What you should do |
Please count the lines below that contain the word "azért", and reply with that number alone.

•••••

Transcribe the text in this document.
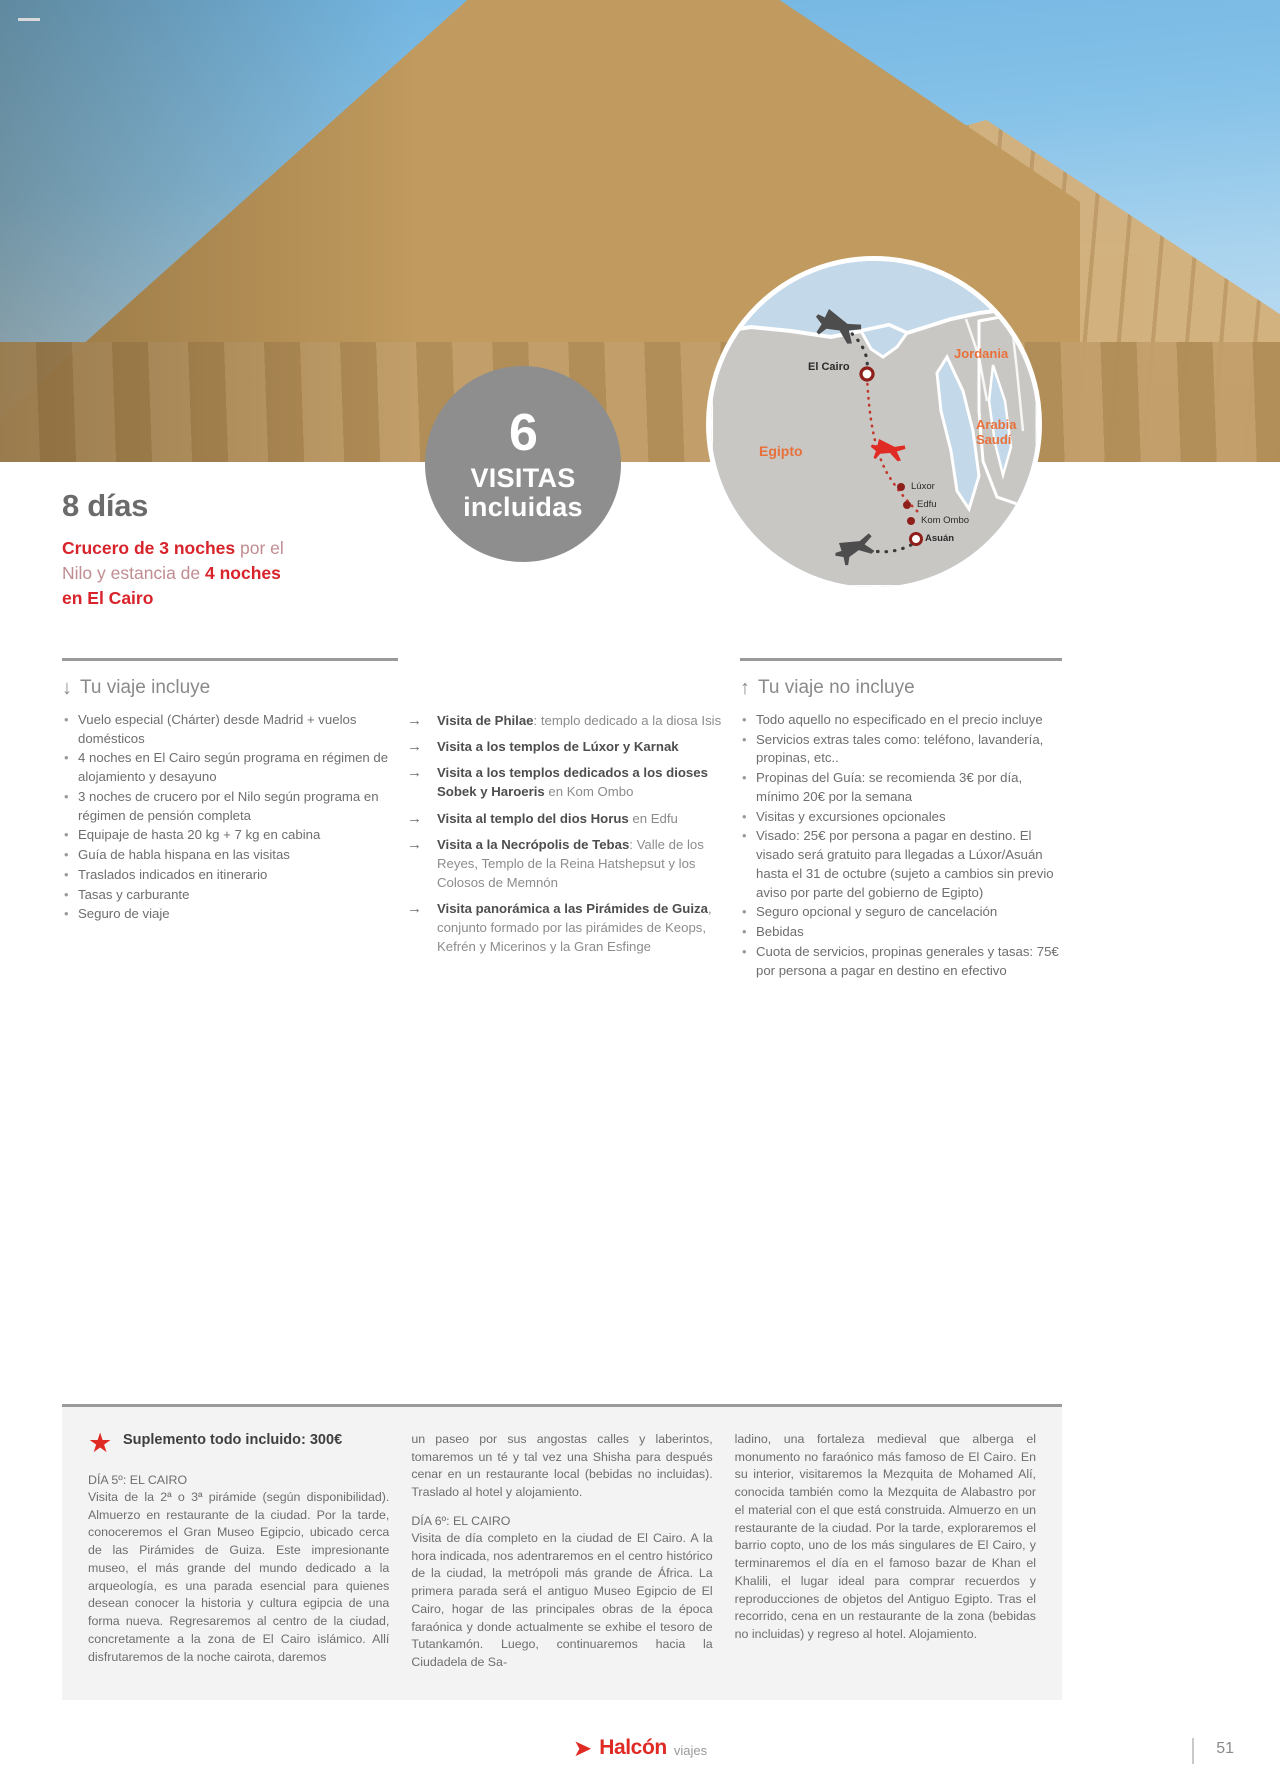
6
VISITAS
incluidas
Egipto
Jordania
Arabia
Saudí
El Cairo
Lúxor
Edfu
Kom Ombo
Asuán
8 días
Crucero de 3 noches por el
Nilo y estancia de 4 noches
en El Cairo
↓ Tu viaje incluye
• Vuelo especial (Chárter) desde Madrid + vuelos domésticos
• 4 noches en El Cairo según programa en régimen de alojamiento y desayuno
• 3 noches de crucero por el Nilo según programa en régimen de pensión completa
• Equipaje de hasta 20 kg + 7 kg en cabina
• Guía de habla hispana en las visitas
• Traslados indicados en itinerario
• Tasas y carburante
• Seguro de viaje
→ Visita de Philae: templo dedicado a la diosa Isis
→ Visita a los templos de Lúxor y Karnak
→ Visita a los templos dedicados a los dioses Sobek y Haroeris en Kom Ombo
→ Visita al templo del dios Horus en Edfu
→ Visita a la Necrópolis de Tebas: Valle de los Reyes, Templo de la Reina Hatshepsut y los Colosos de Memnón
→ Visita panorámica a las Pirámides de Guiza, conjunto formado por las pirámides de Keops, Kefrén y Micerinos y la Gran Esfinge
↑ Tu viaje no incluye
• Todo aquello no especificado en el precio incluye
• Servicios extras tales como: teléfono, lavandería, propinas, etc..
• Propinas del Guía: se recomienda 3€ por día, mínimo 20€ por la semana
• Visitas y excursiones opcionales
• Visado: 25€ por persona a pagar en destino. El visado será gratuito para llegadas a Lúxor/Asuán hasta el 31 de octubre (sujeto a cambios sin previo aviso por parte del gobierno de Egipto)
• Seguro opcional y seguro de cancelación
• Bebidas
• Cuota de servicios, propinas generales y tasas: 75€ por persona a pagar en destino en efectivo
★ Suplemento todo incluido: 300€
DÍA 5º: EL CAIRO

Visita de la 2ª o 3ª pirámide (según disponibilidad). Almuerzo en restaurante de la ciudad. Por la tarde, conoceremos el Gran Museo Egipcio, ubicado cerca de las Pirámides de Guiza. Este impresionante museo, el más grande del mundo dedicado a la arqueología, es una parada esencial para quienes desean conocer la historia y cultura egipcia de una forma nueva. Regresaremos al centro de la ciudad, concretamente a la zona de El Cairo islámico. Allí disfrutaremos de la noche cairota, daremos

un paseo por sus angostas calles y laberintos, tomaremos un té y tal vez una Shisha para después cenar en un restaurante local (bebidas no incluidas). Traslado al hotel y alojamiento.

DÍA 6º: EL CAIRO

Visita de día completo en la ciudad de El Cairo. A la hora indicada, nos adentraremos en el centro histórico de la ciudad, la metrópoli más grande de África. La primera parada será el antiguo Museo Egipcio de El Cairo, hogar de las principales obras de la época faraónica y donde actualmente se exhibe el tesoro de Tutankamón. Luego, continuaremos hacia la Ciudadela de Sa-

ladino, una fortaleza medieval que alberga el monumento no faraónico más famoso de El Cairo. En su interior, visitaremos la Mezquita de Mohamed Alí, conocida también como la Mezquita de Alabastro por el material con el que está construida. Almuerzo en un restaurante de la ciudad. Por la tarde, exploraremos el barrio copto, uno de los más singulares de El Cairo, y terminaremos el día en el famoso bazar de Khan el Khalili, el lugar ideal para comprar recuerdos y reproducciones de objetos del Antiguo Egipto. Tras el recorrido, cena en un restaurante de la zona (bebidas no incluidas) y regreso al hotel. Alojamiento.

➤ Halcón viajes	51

•••••

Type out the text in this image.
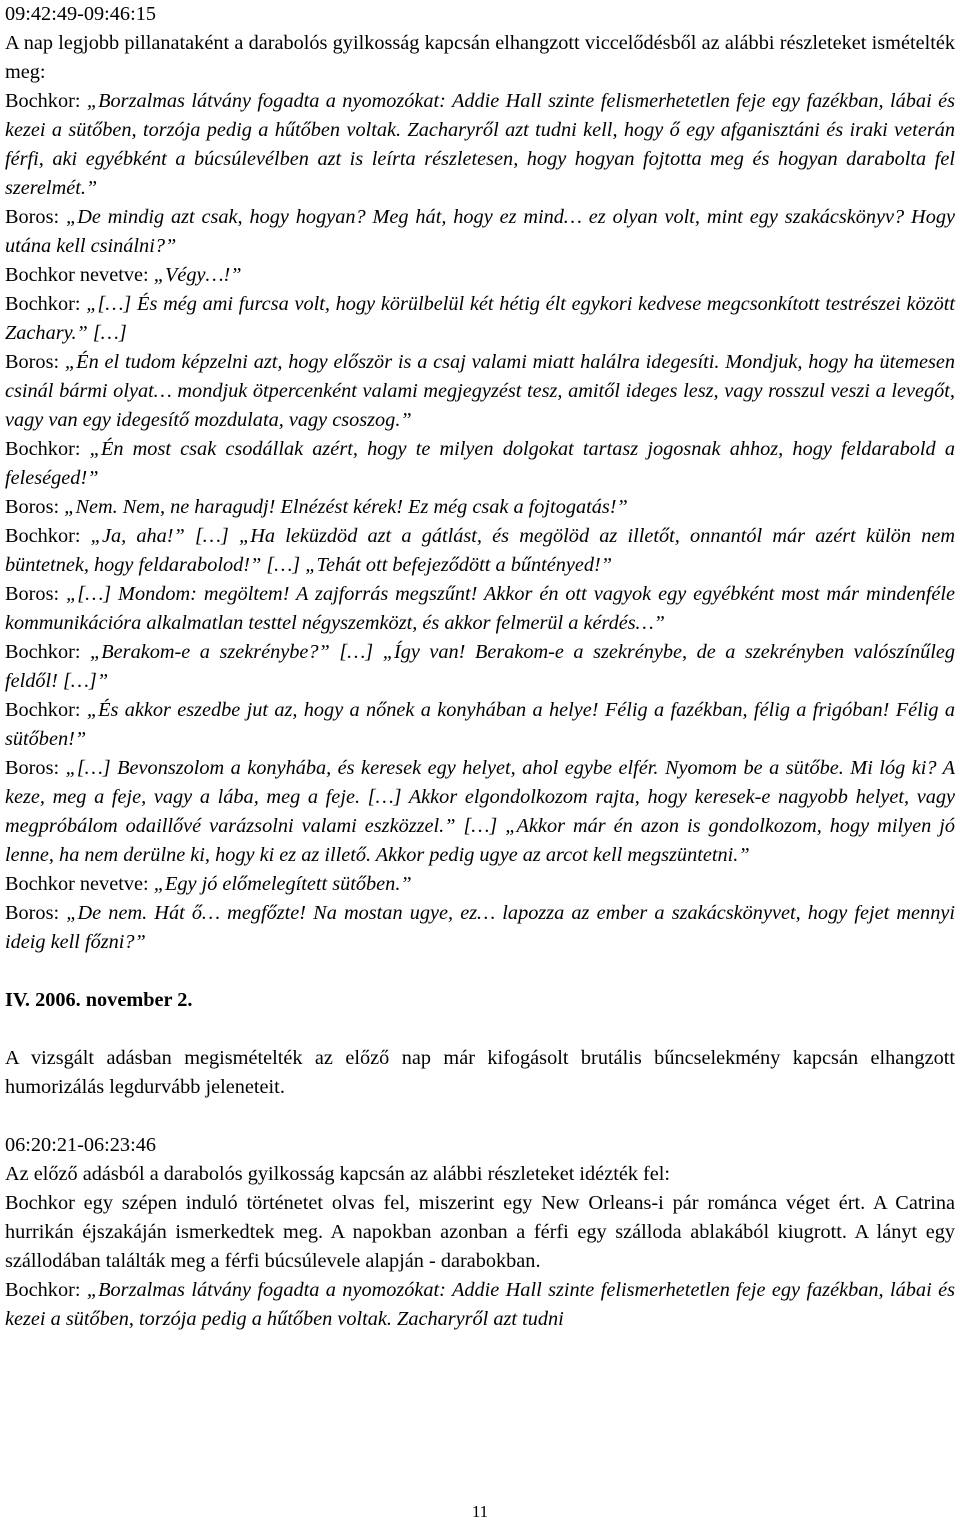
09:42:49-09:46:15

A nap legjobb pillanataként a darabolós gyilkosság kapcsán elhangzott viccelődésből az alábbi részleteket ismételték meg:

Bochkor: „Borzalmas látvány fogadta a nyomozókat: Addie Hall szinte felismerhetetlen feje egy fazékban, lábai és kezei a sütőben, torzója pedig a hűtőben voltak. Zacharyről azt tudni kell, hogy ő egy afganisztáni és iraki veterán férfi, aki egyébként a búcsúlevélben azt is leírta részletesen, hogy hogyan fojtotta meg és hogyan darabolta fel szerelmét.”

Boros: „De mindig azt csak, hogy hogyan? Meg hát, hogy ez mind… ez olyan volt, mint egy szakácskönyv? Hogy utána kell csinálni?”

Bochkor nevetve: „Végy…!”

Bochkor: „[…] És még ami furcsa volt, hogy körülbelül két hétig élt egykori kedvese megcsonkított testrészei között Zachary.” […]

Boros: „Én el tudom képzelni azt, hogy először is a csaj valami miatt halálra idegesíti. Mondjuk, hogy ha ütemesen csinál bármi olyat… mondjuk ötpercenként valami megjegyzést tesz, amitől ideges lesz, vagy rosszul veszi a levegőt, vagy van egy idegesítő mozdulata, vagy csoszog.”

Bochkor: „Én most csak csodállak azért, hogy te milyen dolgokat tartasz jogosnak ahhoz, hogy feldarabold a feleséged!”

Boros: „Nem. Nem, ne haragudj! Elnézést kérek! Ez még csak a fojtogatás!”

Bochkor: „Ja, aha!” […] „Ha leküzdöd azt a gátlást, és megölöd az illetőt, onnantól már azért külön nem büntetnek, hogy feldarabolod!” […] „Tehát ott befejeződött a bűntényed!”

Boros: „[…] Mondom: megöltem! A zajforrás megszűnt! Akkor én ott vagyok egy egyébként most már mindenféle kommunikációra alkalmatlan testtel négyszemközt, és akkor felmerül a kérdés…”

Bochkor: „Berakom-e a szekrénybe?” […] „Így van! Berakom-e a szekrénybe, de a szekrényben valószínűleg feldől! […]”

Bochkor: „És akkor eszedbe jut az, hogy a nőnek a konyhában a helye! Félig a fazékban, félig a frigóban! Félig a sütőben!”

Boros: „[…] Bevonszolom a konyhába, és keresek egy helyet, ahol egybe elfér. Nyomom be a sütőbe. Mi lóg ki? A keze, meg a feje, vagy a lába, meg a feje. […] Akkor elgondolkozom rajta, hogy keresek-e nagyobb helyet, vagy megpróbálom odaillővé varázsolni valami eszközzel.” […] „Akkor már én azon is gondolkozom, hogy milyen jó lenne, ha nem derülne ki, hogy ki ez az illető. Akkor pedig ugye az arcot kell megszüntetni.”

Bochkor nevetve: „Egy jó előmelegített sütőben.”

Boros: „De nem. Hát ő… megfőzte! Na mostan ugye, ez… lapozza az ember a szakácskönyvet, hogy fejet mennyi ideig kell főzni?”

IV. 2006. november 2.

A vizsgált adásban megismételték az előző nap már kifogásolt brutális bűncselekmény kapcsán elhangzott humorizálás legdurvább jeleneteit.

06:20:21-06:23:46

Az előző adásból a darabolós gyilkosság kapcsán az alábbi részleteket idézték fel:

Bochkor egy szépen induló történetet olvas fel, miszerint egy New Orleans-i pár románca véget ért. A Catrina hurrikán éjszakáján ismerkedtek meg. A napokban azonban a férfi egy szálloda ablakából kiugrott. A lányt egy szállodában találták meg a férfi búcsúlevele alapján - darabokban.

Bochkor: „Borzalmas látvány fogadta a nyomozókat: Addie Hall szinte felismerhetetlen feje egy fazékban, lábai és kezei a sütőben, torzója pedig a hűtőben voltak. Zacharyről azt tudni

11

•••••

Answer to the exercise |
2